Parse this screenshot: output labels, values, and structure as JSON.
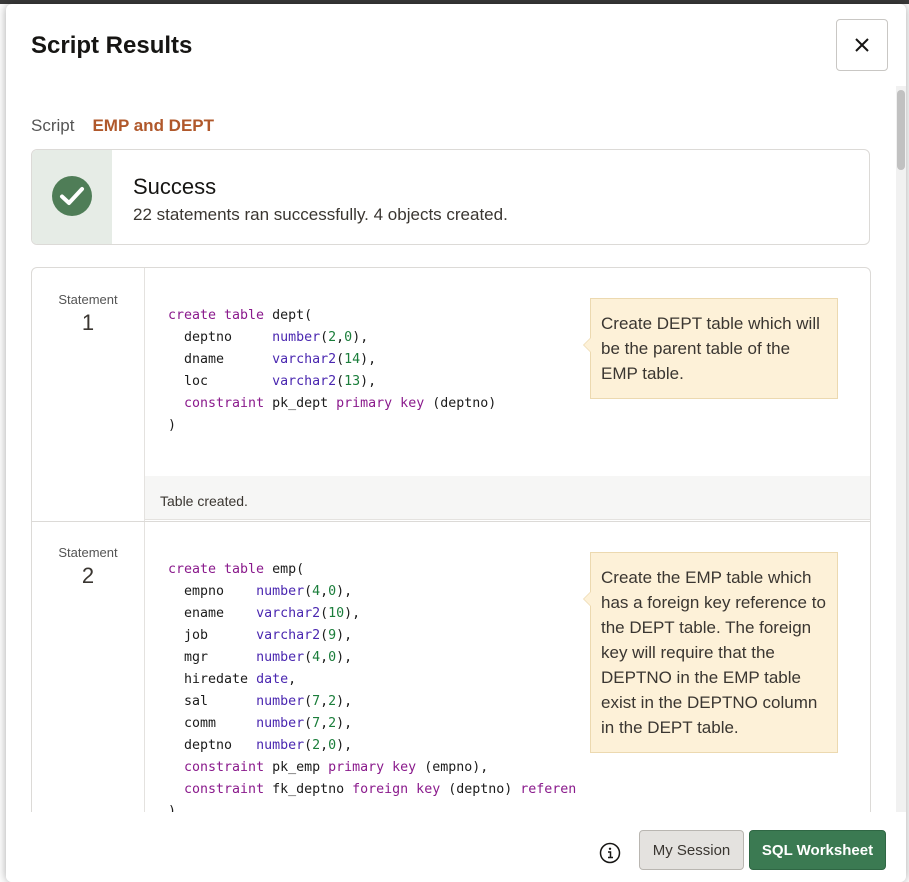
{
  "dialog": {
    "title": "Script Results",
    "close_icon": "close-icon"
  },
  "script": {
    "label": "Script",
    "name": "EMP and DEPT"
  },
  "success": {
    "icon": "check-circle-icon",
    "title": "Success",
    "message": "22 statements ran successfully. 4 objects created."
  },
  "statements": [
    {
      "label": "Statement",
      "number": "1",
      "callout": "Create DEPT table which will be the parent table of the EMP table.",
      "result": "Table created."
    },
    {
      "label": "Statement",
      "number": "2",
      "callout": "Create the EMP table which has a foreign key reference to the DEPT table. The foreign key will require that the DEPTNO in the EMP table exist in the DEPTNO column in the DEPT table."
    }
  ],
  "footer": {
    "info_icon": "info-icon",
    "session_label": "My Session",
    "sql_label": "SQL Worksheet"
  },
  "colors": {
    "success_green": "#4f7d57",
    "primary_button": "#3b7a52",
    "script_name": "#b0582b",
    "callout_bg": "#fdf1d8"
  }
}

####################

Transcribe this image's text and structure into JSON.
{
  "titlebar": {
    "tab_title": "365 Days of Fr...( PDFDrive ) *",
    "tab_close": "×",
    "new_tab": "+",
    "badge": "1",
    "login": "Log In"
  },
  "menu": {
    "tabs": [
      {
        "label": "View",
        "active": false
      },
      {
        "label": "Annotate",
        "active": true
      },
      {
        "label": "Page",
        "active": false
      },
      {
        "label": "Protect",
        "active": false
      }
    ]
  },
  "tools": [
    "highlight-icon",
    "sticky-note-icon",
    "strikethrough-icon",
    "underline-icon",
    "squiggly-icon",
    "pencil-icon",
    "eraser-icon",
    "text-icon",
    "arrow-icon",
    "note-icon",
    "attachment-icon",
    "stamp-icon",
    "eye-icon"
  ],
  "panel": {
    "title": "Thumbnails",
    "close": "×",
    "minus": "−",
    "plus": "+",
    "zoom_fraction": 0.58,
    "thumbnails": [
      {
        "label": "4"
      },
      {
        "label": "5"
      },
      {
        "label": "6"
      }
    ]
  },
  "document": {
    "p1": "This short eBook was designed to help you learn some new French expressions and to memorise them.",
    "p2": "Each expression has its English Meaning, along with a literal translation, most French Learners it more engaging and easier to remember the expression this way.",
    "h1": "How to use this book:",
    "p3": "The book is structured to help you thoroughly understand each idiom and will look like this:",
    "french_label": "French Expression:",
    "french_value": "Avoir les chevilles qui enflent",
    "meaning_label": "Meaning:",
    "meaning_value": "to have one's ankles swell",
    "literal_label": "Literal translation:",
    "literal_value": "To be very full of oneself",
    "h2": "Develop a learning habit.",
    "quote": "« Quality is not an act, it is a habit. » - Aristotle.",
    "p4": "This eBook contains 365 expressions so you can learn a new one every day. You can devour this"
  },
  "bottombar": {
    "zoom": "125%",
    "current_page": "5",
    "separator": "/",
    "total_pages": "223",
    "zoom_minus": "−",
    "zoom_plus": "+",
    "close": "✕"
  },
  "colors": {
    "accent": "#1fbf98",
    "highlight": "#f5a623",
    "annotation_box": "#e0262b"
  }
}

####################

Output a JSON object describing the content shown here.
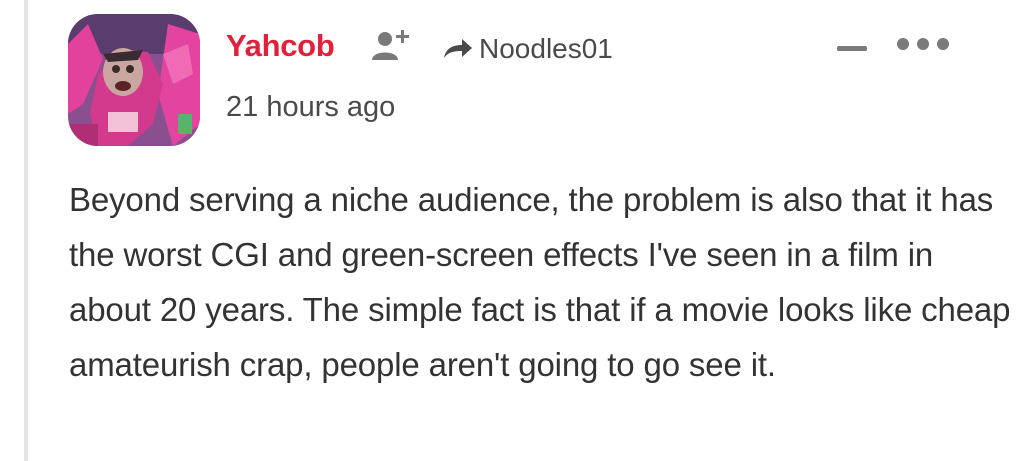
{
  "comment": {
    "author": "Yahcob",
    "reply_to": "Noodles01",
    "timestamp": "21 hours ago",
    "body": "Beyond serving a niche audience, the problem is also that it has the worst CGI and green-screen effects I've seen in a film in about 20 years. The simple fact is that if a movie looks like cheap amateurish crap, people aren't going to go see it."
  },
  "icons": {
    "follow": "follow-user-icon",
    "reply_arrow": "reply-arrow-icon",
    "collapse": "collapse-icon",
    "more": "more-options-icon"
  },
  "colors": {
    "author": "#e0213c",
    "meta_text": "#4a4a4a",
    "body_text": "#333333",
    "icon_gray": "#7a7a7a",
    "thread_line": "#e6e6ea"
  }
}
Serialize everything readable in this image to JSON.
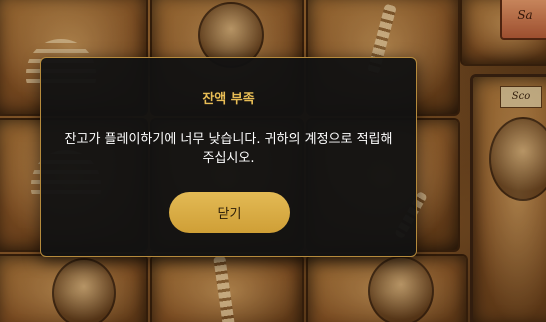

####################

— Problem statement —
Omit all pictures, then copy the lines between the ones holding "Output a JSON" and "Serialize everything readable", inclusive.

— Solution for this task —
Output a JSON object describing the content shown here.
{
  "comment": {
    "author": "Yahcob",
    "reply_to": "Noodles01",
    "timestamp": "21 hours ago",
    "body": "Beyond serving a niche audience, the problem is also that it has the worst CGI and green-screen effects I've seen in a film in about 20 years. The simple fact is that if a movie looks like cheap amateurish crap, people aren't going to go see it."
  },
  "icons": {
    "follow": "follow-user-icon",
    "reply_arrow": "reply-arrow-icon",
    "collapse": "collapse-icon",
    "more": "more-options-icon"
  },
  "colors": {
    "author": "#e0213c",
    "meta_text": "#4a4a4a",
    "body_text": "#333333",
    "icon_gray": "#7a7a7a",
    "thread_line": "#e6e6ea"
  }
}
Serialize everything readable in this image to JSON.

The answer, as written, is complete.